What is being asked> Copy every line that mentions the word "ايكى".

(Data records)
Start
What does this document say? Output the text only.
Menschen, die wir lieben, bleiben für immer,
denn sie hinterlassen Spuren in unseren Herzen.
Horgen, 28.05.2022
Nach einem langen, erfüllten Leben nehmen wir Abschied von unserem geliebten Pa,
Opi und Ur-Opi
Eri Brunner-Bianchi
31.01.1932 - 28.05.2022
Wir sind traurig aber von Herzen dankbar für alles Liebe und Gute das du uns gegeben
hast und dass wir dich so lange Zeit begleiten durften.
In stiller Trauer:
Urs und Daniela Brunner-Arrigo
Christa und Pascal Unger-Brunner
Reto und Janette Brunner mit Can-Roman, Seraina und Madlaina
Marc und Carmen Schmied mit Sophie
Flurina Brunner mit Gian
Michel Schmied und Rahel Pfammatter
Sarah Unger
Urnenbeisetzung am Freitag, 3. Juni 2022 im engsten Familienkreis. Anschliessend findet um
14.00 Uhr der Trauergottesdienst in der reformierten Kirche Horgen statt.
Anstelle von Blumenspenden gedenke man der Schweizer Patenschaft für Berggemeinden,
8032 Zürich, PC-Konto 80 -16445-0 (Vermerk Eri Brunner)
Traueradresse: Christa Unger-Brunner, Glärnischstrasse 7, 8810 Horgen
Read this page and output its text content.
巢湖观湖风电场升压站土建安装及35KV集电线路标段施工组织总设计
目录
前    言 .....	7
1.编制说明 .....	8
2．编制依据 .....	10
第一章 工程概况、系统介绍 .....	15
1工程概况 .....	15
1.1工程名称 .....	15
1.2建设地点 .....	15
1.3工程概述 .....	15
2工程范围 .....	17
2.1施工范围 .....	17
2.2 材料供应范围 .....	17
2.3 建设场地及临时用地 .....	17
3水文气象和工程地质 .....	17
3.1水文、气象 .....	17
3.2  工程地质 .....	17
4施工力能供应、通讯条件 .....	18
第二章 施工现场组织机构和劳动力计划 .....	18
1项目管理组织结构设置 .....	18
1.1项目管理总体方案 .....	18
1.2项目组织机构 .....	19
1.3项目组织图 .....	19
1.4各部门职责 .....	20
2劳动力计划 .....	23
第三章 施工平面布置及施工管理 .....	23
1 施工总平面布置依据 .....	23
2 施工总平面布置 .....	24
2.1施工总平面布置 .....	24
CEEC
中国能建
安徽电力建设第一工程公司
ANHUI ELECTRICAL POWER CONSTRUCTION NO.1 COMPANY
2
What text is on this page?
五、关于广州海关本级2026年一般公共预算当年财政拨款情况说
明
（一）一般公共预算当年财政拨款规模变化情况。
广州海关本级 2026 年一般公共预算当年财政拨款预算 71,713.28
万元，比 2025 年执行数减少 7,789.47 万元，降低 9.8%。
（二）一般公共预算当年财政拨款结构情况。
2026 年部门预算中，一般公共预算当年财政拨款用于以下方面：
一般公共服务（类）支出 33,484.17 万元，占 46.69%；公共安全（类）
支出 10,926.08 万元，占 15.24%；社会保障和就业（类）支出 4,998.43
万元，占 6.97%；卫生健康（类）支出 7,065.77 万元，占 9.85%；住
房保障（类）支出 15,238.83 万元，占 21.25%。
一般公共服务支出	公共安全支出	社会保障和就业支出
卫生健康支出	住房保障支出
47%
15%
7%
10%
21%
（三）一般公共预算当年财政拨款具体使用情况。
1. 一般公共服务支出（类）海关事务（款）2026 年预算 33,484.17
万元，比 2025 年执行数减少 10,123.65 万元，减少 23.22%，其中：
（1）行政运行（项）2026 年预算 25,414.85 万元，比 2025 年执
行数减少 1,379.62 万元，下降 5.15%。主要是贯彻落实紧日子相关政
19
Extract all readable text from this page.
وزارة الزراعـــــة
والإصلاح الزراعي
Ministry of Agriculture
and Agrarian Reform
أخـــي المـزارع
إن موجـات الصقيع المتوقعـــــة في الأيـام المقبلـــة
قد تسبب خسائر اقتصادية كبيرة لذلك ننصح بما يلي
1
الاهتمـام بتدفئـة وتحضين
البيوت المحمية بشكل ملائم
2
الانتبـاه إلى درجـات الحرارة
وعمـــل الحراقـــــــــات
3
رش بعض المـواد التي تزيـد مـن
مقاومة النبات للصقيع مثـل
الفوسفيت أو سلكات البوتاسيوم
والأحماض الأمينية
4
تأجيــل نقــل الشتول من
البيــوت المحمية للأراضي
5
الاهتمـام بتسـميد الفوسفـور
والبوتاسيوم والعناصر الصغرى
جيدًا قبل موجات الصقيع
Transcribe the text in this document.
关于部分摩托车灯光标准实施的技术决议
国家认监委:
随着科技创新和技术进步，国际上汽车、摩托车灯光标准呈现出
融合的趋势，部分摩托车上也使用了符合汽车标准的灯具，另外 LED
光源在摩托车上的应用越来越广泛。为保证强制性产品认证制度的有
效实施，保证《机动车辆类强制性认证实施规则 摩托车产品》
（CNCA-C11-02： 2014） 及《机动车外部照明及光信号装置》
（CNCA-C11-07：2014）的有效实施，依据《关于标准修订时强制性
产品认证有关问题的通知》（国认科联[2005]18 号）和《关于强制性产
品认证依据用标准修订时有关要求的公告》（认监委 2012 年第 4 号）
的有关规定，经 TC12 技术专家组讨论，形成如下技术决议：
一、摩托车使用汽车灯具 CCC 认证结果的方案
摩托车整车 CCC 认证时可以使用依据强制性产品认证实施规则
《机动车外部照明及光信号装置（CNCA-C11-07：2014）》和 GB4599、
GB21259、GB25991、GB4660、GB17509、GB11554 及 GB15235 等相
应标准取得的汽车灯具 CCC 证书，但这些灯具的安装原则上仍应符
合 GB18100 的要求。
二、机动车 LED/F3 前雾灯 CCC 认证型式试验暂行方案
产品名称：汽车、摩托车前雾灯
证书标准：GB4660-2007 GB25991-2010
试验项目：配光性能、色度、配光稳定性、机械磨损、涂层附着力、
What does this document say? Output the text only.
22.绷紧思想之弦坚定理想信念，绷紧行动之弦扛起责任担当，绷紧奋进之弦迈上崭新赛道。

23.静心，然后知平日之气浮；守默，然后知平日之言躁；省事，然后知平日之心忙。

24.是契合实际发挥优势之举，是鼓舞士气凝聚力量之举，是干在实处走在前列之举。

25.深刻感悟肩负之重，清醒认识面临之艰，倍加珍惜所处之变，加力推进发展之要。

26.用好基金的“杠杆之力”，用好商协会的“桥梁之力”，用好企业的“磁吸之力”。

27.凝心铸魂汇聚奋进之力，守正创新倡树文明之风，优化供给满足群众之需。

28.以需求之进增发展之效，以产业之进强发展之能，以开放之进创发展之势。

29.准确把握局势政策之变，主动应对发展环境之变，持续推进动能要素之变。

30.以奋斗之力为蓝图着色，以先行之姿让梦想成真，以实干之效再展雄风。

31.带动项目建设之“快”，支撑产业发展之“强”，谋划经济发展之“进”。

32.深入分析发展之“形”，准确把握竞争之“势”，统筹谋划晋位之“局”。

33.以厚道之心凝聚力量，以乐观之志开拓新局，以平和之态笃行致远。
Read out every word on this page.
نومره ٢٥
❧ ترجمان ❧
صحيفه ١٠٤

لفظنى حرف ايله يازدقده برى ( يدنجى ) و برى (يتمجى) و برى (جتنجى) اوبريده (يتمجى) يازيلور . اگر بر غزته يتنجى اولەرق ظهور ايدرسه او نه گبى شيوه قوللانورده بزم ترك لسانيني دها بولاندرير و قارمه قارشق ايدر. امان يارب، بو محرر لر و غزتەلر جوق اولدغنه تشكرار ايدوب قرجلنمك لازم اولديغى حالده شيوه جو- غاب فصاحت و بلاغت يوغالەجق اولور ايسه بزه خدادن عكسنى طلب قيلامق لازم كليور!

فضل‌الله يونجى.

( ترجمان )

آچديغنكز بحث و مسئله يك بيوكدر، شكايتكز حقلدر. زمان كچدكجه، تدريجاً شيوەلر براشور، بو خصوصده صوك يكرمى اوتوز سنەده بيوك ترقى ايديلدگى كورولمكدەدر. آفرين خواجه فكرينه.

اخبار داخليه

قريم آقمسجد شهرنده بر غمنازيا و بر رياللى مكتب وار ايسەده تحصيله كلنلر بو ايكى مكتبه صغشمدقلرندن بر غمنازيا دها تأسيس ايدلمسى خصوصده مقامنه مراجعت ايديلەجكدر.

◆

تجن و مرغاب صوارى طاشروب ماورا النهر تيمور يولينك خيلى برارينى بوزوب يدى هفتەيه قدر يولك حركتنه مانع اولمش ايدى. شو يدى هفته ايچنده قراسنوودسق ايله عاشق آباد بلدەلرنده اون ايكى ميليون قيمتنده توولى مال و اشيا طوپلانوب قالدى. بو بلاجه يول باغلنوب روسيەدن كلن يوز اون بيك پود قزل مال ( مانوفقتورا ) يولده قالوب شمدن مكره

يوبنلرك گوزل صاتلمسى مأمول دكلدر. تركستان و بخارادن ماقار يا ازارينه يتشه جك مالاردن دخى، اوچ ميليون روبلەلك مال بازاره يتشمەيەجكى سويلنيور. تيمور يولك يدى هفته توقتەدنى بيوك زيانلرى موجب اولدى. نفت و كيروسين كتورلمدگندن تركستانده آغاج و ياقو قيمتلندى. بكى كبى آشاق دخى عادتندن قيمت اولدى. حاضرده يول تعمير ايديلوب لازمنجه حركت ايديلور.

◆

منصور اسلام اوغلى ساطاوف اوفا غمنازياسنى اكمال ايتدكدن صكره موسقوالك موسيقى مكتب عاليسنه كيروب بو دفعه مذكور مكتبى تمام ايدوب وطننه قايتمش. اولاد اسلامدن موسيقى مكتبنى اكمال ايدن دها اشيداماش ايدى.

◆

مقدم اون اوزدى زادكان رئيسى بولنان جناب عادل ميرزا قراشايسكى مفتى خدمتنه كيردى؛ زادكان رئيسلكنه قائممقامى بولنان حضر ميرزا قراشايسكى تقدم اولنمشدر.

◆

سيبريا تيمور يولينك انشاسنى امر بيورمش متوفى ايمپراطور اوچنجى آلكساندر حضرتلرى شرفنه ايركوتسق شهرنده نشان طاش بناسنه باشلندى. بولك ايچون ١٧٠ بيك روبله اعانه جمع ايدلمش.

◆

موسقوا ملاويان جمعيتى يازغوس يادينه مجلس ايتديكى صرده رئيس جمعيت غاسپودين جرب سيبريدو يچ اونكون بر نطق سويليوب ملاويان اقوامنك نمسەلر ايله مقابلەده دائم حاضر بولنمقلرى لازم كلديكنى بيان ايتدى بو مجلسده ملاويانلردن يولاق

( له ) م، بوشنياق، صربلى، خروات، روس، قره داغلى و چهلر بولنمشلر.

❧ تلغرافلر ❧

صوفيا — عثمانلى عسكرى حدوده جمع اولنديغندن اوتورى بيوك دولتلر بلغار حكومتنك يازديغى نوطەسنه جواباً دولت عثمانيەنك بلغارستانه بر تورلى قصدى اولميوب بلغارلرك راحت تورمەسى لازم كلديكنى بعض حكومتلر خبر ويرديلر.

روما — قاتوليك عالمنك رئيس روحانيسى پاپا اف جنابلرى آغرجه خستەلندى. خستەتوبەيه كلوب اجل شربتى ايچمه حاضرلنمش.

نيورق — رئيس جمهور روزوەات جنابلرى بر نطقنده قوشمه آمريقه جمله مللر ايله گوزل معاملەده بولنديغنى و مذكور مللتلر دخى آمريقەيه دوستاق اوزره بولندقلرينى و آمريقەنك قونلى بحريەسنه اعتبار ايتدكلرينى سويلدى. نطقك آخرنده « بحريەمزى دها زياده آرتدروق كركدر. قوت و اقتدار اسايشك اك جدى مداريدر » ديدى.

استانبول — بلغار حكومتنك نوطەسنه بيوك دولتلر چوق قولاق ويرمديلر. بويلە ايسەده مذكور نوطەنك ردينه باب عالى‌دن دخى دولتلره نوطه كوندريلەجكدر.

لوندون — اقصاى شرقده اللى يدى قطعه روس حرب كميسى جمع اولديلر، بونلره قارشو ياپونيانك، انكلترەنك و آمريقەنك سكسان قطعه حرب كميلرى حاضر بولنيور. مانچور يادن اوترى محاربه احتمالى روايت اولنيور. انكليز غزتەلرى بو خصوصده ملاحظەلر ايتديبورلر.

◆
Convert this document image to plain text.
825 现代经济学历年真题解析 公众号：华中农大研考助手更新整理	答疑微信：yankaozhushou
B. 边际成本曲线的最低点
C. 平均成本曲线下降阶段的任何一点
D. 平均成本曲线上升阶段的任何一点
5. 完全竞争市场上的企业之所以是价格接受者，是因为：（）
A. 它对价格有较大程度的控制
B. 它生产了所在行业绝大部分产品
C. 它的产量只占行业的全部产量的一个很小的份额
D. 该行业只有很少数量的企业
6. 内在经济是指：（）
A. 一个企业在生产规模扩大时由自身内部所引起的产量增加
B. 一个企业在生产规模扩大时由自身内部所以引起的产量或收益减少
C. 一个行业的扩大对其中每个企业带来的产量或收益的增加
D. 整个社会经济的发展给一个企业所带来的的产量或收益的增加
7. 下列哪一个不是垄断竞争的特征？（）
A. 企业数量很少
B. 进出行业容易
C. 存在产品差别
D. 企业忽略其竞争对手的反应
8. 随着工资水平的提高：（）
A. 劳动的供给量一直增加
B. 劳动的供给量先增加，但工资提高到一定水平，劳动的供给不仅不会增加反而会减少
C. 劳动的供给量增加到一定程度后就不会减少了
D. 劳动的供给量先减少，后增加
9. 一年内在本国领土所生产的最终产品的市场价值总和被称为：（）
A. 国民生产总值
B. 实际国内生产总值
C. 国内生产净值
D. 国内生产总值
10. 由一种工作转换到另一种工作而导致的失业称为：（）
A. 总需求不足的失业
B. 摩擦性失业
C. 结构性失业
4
End
Solved exercise>
قريم آقمسجد شهرنده بر غمنازيا و بر رياللى مكتب وار ايسەده تحصيله كلنلر بو ايكى مكتبه صغشمدقلرندن بر غمنازيا دها تأسيس ايدلمسى خصوصده مقامنه مراجعت ايديلەجكدر.
تجن و مرغاب صوارى طاشروب ماورا النهر تيمور يولينك خيلى برارينى بوزوب يدى هفتەيه قدر يولك حركتنه مانع اولمش ايدى. شو يدى هفته ايچنده قراسنوودسق ايله عاشق آباد بلدەلرنده اون ايكى ميليون قيمتنده توولى مال و اشيا طوپلانوب قالدى. بو بلاجه يول باغلنوب روسيەدن كلن يوز اون بيك پود قزل مال ( مانوفقتورا ) يولده قالوب شمدن مكره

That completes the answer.